Figure record extracts:

= = = = = = =

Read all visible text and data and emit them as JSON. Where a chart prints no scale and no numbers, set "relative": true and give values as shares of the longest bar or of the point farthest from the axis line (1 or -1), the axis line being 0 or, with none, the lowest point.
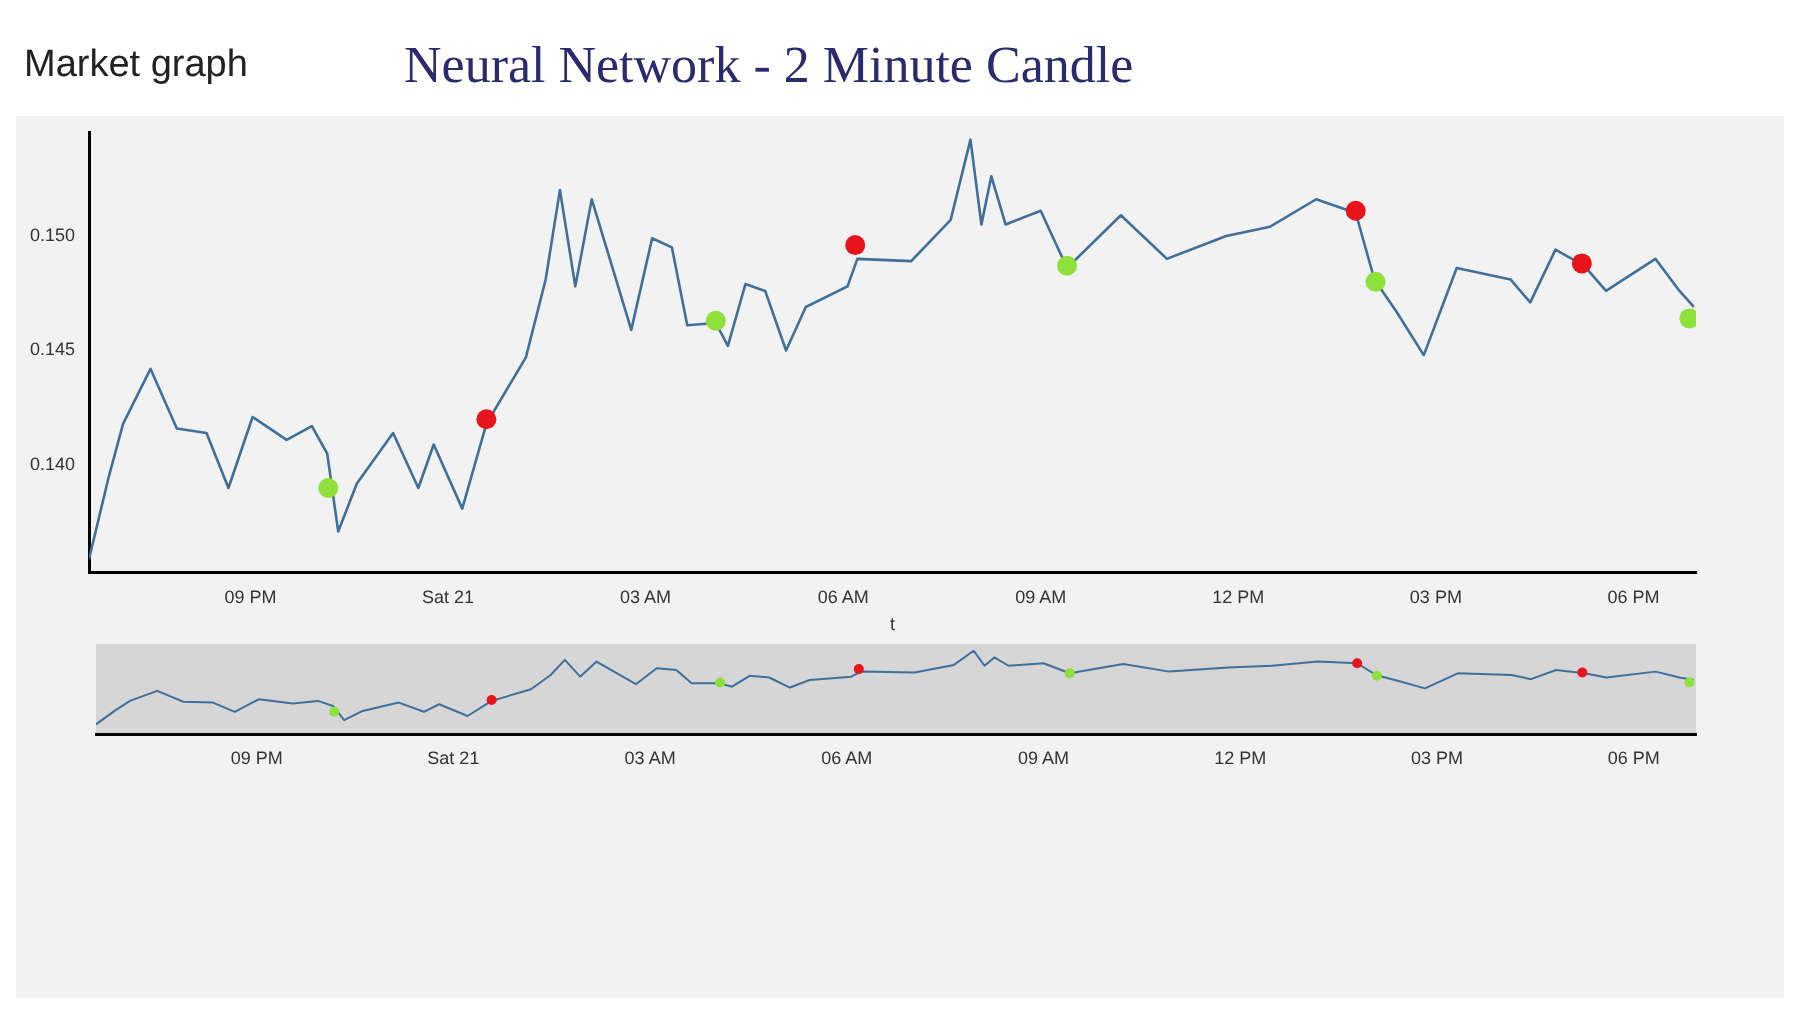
{
  "chart_data": [
    {
      "type": "line",
      "title": "Neural Network - 2 Minute Candle",
      "subtitle": "Market graph",
      "xlabel": "t",
      "x": [
        "--04-20T18:33",
        "--04-20T18:51",
        "--04-20T19:04",
        "--04-20T19:29",
        "--04-20T19:40",
        "--04-20T19:53",
        "--04-20T20:20",
        "--04-20T20:40",
        "--04-20T21:02",
        "--04-20T21:33",
        "--04-20T21:56",
        "--04-20T22:10",
        "--04-20T22:20",
        "--04-20T22:37",
        "--04-20T23:10",
        "--04-20T23:33",
        "--04-20T23:47",
        "--04-21T00:13",
        "--04-21T00:35",
        "--04-21T01:11",
        "--04-21T01:29",
        "--04-21T01:42",
        "--04-21T01:56",
        "--04-21T02:11",
        "--04-21T02:47",
        "--04-21T03:06",
        "--04-21T03:24",
        "--04-21T03:38",
        "--04-21T04:04",
        "--04-21T04:15",
        "--04-21T04:31",
        "--04-21T04:49",
        "--04-21T05:08",
        "--04-21T05:26",
        "--04-21T06:04",
        "--04-21T06:13",
        "--04-21T07:02",
        "--04-21T07:38",
        "--04-21T07:56",
        "--04-21T08:06",
        "--04-21T08:15",
        "--04-21T08:28",
        "--04-21T09:00",
        "--04-21T09:24",
        "--04-21T10:13",
        "--04-21T10:55",
        "--04-21T11:49",
        "--04-21T12:29",
        "--04-21T13:11",
        "--04-21T13:47",
        "--04-21T14:04",
        "--04-21T14:24",
        "--04-21T14:49",
        "--04-21T15:19",
        "--04-21T16:08",
        "--04-21T16:26",
        "--04-21T16:49",
        "--04-21T17:15",
        "--04-21T17:35",
        "--04-21T18:20",
        "--04-21T18:42",
        "--04-21T18:55"
      ],
      "xlim": [
        "--04-20T18:33",
        "--04-21T18:57"
      ],
      "ylim": [
        0.1353,
        0.1545
      ],
      "xticks": [
        {
          "value": "--04-20T21:00",
          "label": "09 PM"
        },
        {
          "value": "--04-21T00:00",
          "label": "Sat 21"
        },
        {
          "value": "--04-21T03:00",
          "label": "03 AM"
        },
        {
          "value": "--04-21T06:00",
          "label": "06 AM"
        },
        {
          "value": "--04-21T09:00",
          "label": "09 AM"
        },
        {
          "value": "--04-21T12:00",
          "label": "12 PM"
        },
        {
          "value": "--04-21T15:00",
          "label": "03 PM"
        },
        {
          "value": "--04-21T18:00",
          "label": "06 PM"
        }
      ],
      "yticks": [
        {
          "value": 0.14,
          "label": "0.140"
        },
        0.145,
        {
          "value": 0.15,
          "label": "0.150"
        }
      ],
      "series": [
        {
          "type": "line",
          "marker": "none",
          "color": "#3f6f9a",
          "values": [
            0.1359,
            0.1395,
            0.1418,
            0.1442,
            0.143,
            0.1416,
            0.1414,
            0.139,
            0.1421,
            0.1411,
            0.1417,
            0.1405,
            0.1371,
            0.1392,
            0.1414,
            0.139,
            0.1409,
            0.1381,
            0.1418,
            0.1447,
            0.1481,
            0.152,
            0.1478,
            0.1516,
            0.1459,
            0.1499,
            0.1495,
            0.1461,
            0.1462,
            0.1452,
            0.1479,
            0.1476,
            0.145,
            0.1469,
            0.1478,
            0.149,
            0.1489,
            0.1507,
            0.1542,
            0.1505,
            0.1526,
            0.1505,
            0.1511,
            0.1486,
            0.1509,
            0.149,
            0.15,
            0.1504,
            0.1516,
            0.151,
            0.1481,
            0.1467,
            0.1448,
            0.1486,
            0.1481,
            0.1471,
            0.1494,
            0.1487,
            0.1476,
            0.149,
            0.1476,
            0.1469
          ]
        },
        {
          "type": "scatter",
          "marker": "circle",
          "color": "#8ee03a",
          "x": [
            "--04-20T22:11",
            "--04-21T04:04",
            "--04-21T09:24",
            "--04-21T14:05",
            "--04-21T18:51"
          ],
          "values": [
            0.139,
            0.1463,
            0.1487,
            0.148,
            0.1464
          ]
        },
        {
          "type": "scatter",
          "marker": "circle",
          "color": "#e8141c",
          "x": [
            "--04-21T00:35",
            "--04-21T06:11",
            "--04-21T13:47",
            "--04-21T17:13"
          ],
          "values": [
            0.142,
            0.1496,
            0.1511,
            0.1488
          ]
        }
      ]
    },
    {
      "type": "line",
      "tick_labels": "x",
      "relative": true,
      "x": [
        "--04-20T18:33",
        "--04-20T18:51",
        "--04-20T19:04",
        "--04-20T19:29",
        "--04-20T19:40",
        "--04-20T19:53",
        "--04-20T20:20",
        "--04-20T20:40",
        "--04-20T21:02",
        "--04-20T21:33",
        "--04-20T21:56",
        "--04-20T22:10",
        "--04-20T22:20",
        "--04-20T22:37",
        "--04-20T23:10",
        "--04-20T23:33",
        "--04-20T23:47",
        "--04-21T00:13",
        "--04-21T00:35",
        "--04-21T01:11",
        "--04-21T01:29",
        "--04-21T01:42",
        "--04-21T01:56",
        "--04-21T02:11",
        "--04-21T02:47",
        "--04-21T03:06",
        "--04-21T03:24",
        "--04-21T03:38",
        "--04-21T04:04",
        "--04-21T04:15",
        "--04-21T04:31",
        "--04-21T04:49",
        "--04-21T05:08",
        "--04-21T05:26",
        "--04-21T06:04",
        "--04-21T06:13",
        "--04-21T07:02",
        "--04-21T07:38",
        "--04-21T07:56",
        "--04-21T08:06",
        "--04-21T08:15",
        "--04-21T08:28",
        "--04-21T09:00",
        "--04-21T09:24",
        "--04-21T10:13",
        "--04-21T10:55",
        "--04-21T11:49",
        "--04-21T12:29",
        "--04-21T13:11",
        "--04-21T13:47",
        "--04-21T14:04",
        "--04-21T14:24",
        "--04-21T14:49",
        "--04-21T15:19",
        "--04-21T16:08",
        "--04-21T16:26",
        "--04-21T16:49",
        "--04-21T17:15",
        "--04-21T17:35",
        "--04-21T18:20",
        "--04-21T18:42",
        "--04-21T18:55"
      ],
      "xlim": [
        "--04-20T18:33",
        "--04-21T18:57"
      ],
      "xticks": [
        {
          "value": "--04-20T21:00",
          "label": "09 PM"
        },
        {
          "value": "--04-21T00:00",
          "label": "Sat 21"
        },
        {
          "value": "--04-21T03:00",
          "label": "03 AM"
        },
        {
          "value": "--04-21T06:00",
          "label": "06 AM"
        },
        {
          "value": "--04-21T09:00",
          "label": "09 AM"
        },
        {
          "value": "--04-21T12:00",
          "label": "12 PM"
        },
        {
          "value": "--04-21T15:00",
          "label": "03 PM"
        },
        {
          "value": "--04-21T18:00",
          "label": "06 PM"
        }
      ],
      "series": [
        {
          "type": "line",
          "marker": "none",
          "color": "#3f6f9a",
          "values": [
            0.12,
            0.29,
            0.4,
            0.52,
            0.46,
            0.39,
            0.38,
            0.27,
            0.42,
            0.37,
            0.4,
            0.34,
            0.17,
            0.28,
            0.38,
            0.27,
            0.36,
            0.22,
            0.4,
            0.54,
            0.71,
            0.89,
            0.69,
            0.87,
            0.6,
            0.79,
            0.77,
            0.61,
            0.61,
            0.57,
            0.7,
            0.68,
            0.56,
            0.65,
            0.69,
            0.75,
            0.74,
            0.83,
            1,
            0.82,
            0.92,
            0.82,
            0.85,
            0.73,
            0.84,
            0.75,
            0.8,
            0.82,
            0.87,
            0.85,
            0.71,
            0.64,
            0.55,
            0.73,
            0.71,
            0.66,
            0.77,
            0.73,
            0.68,
            0.75,
            0.68,
            0.65
          ]
        },
        {
          "type": "scatter",
          "marker": "circle",
          "color": "#8ee03a",
          "x": [
            "--04-20T22:11",
            "--04-21T04:04",
            "--04-21T09:24",
            "--04-21T14:05",
            "--04-21T18:51"
          ],
          "values": [
            0.27,
            0.62,
            0.73,
            0.7,
            0.62
          ]
        },
        {
          "type": "scatter",
          "marker": "circle",
          "color": "#e8141c",
          "x": [
            "--04-21T00:35",
            "--04-21T06:11",
            "--04-21T13:47",
            "--04-21T17:13"
          ],
          "values": [
            0.41,
            0.78,
            0.85,
            0.74
          ]
        }
      ]
    }
  ]
}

= = = = = = =

### Given task
Scan the material line by line and report each one that contains "true".

### Expected answer
Read all visible text and data and emit them as JSON. Where a chart prints no scale and no numbers, set "relative": true and give values as shares of the longest bar or of the point farthest from the axis line (1 or -1), the axis line being 0 or, with none, the lowest point.
      "relative": true,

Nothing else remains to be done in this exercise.